* **Provided material**

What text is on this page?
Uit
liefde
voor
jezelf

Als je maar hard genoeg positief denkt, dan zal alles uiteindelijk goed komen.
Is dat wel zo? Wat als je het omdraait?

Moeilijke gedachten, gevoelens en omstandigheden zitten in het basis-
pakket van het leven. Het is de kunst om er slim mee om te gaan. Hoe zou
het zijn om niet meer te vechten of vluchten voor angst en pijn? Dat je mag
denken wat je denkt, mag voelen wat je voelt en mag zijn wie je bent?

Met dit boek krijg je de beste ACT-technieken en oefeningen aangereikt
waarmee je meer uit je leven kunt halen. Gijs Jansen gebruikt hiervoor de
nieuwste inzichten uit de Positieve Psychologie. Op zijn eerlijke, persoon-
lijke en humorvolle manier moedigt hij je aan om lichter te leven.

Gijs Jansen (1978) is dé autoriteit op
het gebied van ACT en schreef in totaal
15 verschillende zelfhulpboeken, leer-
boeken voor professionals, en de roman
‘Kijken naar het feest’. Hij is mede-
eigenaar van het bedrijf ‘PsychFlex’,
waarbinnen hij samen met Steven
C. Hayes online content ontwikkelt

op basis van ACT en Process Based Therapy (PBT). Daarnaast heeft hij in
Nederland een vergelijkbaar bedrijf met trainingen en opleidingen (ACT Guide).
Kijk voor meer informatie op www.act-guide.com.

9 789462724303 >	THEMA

* **Problem statement**
Gather from the entries above all lines that include the string "basis".

* **Solution for this problem**
Moeilijke gedachten, gevoelens en omstandigheden zitten in het basis-
op basis van ACT en Process Based Therapy (PBT). Daarnaast heeft hij in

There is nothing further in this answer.